[BEGIN]
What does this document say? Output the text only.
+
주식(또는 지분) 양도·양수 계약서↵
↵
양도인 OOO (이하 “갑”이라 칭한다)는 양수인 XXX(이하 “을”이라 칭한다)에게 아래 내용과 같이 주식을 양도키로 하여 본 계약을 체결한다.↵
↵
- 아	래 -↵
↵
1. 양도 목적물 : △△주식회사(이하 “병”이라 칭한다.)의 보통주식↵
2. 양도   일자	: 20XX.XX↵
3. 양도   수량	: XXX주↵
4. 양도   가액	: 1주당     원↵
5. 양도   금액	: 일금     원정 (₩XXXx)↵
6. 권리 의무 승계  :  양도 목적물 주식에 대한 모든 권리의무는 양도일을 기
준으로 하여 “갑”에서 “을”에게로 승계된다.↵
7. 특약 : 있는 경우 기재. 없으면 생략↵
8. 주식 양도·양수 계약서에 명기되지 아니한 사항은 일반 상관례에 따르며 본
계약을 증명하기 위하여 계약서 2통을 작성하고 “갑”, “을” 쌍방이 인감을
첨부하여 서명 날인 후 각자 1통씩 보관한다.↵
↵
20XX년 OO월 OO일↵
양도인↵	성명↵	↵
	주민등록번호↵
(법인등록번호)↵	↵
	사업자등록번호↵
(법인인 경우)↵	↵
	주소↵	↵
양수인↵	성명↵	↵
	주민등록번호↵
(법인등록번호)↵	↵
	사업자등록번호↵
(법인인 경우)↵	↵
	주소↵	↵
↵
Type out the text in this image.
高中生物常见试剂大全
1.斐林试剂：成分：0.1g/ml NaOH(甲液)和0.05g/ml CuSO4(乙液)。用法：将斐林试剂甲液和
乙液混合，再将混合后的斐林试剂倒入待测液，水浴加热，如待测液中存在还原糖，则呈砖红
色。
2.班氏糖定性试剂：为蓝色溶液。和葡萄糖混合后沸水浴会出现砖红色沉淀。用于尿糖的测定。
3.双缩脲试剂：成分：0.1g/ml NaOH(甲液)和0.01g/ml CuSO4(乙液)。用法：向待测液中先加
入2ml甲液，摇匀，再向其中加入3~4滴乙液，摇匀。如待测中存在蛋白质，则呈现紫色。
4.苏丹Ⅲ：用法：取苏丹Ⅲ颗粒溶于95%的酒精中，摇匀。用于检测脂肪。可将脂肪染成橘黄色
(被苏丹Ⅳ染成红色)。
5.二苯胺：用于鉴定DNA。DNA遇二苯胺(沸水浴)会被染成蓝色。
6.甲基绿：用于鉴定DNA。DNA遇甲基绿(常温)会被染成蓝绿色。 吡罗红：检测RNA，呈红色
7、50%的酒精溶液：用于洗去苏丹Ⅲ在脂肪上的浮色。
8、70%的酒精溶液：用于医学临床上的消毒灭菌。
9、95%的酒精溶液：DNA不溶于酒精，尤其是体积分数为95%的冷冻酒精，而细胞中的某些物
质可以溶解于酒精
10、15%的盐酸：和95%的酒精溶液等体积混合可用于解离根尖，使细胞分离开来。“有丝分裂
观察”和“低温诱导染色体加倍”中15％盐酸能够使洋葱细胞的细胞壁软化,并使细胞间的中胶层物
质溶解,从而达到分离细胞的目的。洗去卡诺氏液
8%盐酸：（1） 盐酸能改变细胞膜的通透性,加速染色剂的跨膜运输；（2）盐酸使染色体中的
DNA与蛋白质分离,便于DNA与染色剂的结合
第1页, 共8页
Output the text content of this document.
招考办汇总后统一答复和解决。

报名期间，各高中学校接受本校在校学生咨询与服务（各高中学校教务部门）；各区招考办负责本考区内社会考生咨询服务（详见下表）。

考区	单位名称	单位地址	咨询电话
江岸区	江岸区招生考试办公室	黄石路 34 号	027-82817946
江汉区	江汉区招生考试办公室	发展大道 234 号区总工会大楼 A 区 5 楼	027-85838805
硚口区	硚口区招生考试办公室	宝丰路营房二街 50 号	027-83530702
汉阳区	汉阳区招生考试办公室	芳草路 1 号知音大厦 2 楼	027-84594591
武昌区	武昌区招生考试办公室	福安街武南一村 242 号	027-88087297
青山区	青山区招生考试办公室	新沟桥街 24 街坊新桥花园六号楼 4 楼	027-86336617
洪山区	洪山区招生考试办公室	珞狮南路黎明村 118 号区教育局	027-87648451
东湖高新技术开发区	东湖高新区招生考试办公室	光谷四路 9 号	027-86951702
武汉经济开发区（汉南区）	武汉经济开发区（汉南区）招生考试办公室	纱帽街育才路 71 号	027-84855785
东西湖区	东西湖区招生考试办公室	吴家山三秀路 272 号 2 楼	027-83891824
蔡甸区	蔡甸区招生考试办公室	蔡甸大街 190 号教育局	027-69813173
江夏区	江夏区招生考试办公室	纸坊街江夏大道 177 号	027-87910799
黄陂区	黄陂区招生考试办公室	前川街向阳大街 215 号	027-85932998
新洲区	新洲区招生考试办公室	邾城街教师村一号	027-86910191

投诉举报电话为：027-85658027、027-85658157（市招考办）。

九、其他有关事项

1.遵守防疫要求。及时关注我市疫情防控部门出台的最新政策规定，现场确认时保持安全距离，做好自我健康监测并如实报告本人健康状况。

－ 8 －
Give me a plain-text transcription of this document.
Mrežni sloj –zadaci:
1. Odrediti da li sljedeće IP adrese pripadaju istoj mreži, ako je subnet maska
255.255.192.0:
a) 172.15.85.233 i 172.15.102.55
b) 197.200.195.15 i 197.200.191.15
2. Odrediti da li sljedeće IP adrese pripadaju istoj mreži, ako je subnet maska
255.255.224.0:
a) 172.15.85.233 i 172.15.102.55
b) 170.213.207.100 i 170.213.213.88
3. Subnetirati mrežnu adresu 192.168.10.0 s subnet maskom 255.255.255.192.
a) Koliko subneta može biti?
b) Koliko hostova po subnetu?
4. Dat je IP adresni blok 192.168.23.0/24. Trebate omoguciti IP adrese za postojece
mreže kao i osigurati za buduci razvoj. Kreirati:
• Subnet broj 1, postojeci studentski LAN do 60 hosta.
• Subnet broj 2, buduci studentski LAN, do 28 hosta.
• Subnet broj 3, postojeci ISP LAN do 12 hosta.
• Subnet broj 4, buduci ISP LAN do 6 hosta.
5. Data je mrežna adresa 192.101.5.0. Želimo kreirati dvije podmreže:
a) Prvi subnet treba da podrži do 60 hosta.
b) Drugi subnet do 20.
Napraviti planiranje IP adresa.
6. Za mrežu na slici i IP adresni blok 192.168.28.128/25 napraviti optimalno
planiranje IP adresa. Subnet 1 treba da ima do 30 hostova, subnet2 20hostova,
[END]
* _Work instructions_: Copy each record from above without leaving any out.

* _Full response_:
What does this document say? Output the text only.
+
주식(또는 지분) 양도·양수 계약서↵
↵
양도인 OOO (이하 “갑”이라 칭한다)는 양수인 XXX(이하 “을”이라 칭한다)에게 아래 내용과 같이 주식을 양도키로 하여 본 계약을 체결한다.↵
↵
- 아	래 -↵
↵
1. 양도 목적물 : △△주식회사(이하 “병”이라 칭한다.)의 보통주식↵
2. 양도   일자	: 20XX.XX↵
3. 양도   수량	: XXX주↵
4. 양도   가액	: 1주당     원↵
5. 양도   금액	: 일금     원정 (₩XXXx)↵
6. 권리 의무 승계  :  양도 목적물 주식에 대한 모든 권리의무는 양도일을 기
준으로 하여 “갑”에서 “을”에게로 승계된다.↵
7. 특약 : 있는 경우 기재. 없으면 생략↵
8. 주식 양도·양수 계약서에 명기되지 아니한 사항은 일반 상관례에 따르며 본
계약을 증명하기 위하여 계약서 2통을 작성하고 “갑”, “을” 쌍방이 인감을
첨부하여 서명 날인 후 각자 1통씩 보관한다.↵
↵
20XX년 OO월 OO일↵
양도인↵	성명↵	↵
	주민등록번호↵
(법인등록번호)↵	↵
	사업자등록번호↵
(법인인 경우)↵	↵
	주소↵	↵
양수인↵	성명↵	↵
	주민등록번호↵
(법인등록번호)↵	↵
	사업자등록번호↵
(법인인 경우)↵	↵
	주소↵	↵
↵
Type out the text in this image.
高中生物常见试剂大全
1.斐林试剂：成分：0.1g/ml NaOH(甲液)和0.05g/ml CuSO4(乙液)。用法：将斐林试剂甲液和
乙液混合，再将混合后的斐林试剂倒入待测液，水浴加热，如待测液中存在还原糖，则呈砖红
色。
2.班氏糖定性试剂：为蓝色溶液。和葡萄糖混合后沸水浴会出现砖红色沉淀。用于尿糖的测定。
3.双缩脲试剂：成分：0.1g/ml NaOH(甲液)和0.01g/ml CuSO4(乙液)。用法：向待测液中先加
入2ml甲液，摇匀，再向其中加入3~4滴乙液，摇匀。如待测中存在蛋白质，则呈现紫色。
4.苏丹Ⅲ：用法：取苏丹Ⅲ颗粒溶于95%的酒精中，摇匀。用于检测脂肪。可将脂肪染成橘黄色
(被苏丹Ⅳ染成红色)。
5.二苯胺：用于鉴定DNA。DNA遇二苯胺(沸水浴)会被染成蓝色。
6.甲基绿：用于鉴定DNA。DNA遇甲基绿(常温)会被染成蓝绿色。 吡罗红：检测RNA，呈红色
7、50%的酒精溶液：用于洗去苏丹Ⅲ在脂肪上的浮色。
8、70%的酒精溶液：用于医学临床上的消毒灭菌。
9、95%的酒精溶液：DNA不溶于酒精，尤其是体积分数为95%的冷冻酒精，而细胞中的某些物
质可以溶解于酒精
10、15%的盐酸：和95%的酒精溶液等体积混合可用于解离根尖，使细胞分离开来。“有丝分裂
观察”和“低温诱导染色体加倍”中15％盐酸能够使洋葱细胞的细胞壁软化,并使细胞间的中胶层物
质溶解,从而达到分离细胞的目的。洗去卡诺氏液
8%盐酸：（1） 盐酸能改变细胞膜的通透性,加速染色剂的跨膜运输；（2）盐酸使染色体中的
DNA与蛋白质分离,便于DNA与染色剂的结合
第1页, 共8页
Output the text content of this document.
招考办汇总后统一答复和解决。

报名期间，各高中学校接受本校在校学生咨询与服务（各高中学校教务部门）；各区招考办负责本考区内社会考生咨询服务（详见下表）。

考区	单位名称	单位地址	咨询电话
江岸区	江岸区招生考试办公室	黄石路 34 号	027-82817946
江汉区	江汉区招生考试办公室	发展大道 234 号区总工会大楼 A 区 5 楼	027-85838805
硚口区	硚口区招生考试办公室	宝丰路营房二街 50 号	027-83530702
汉阳区	汉阳区招生考试办公室	芳草路 1 号知音大厦 2 楼	027-84594591
武昌区	武昌区招生考试办公室	福安街武南一村 242 号	027-88087297
青山区	青山区招生考试办公室	新沟桥街 24 街坊新桥花园六号楼 4 楼	027-86336617
洪山区	洪山区招生考试办公室	珞狮南路黎明村 118 号区教育局	027-87648451
东湖高新技术开发区	东湖高新区招生考试办公室	光谷四路 9 号	027-86951702
武汉经济开发区（汉南区）	武汉经济开发区（汉南区）招生考试办公室	纱帽街育才路 71 号	027-84855785
东西湖区	东西湖区招生考试办公室	吴家山三秀路 272 号 2 楼	027-83891824
蔡甸区	蔡甸区招生考试办公室	蔡甸大街 190 号教育局	027-69813173
江夏区	江夏区招生考试办公室	纸坊街江夏大道 177 号	027-87910799
黄陂区	黄陂区招生考试办公室	前川街向阳大街 215 号	027-85932998
新洲区	新洲区招生考试办公室	邾城街教师村一号	027-86910191

投诉举报电话为：027-85658027、027-85658157（市招考办）。

九、其他有关事项

1.遵守防疫要求。及时关注我市疫情防控部门出台的最新政策规定，现场确认时保持安全距离，做好自我健康监测并如实报告本人健康状况。

－ 8 －
Give me a plain-text transcription of this document.
Mrežni sloj –zadaci:
1. Odrediti da li sljedeće IP adrese pripadaju istoj mreži, ako je subnet maska
255.255.192.0:
a) 172.15.85.233 i 172.15.102.55
b) 197.200.195.15 i 197.200.191.15
2. Odrediti da li sljedeće IP adrese pripadaju istoj mreži, ako je subnet maska
255.255.224.0:
a) 172.15.85.233 i 172.15.102.55
b) 170.213.207.100 i 170.213.213.88
3. Subnetirati mrežnu adresu 192.168.10.0 s subnet maskom 255.255.255.192.
a) Koliko subneta može biti?
b) Koliko hostova po subnetu?
4. Dat je IP adresni blok 192.168.23.0/24. Trebate omoguciti IP adrese za postojece
mreže kao i osigurati za buduci razvoj. Kreirati:
• Subnet broj 1, postojeci studentski LAN do 60 hosta.
• Subnet broj 2, buduci studentski LAN, do 28 hosta.
• Subnet broj 3, postojeci ISP LAN do 12 hosta.
• Subnet broj 4, buduci ISP LAN do 6 hosta.
5. Data je mrežna adresa 192.101.5.0. Želimo kreirati dvije podmreže:
a) Prvi subnet treba da podrži do 60 hosta.
b) Drugi subnet do 20.
Napraviti planiranje IP adresa.
6. Za mrežu na slici i IP adresni blok 192.168.28.128/25 napraviti optimalno
planiranje IP adresa. Subnet 1 treba da ima do 30 hostova, subnet2 20hostova,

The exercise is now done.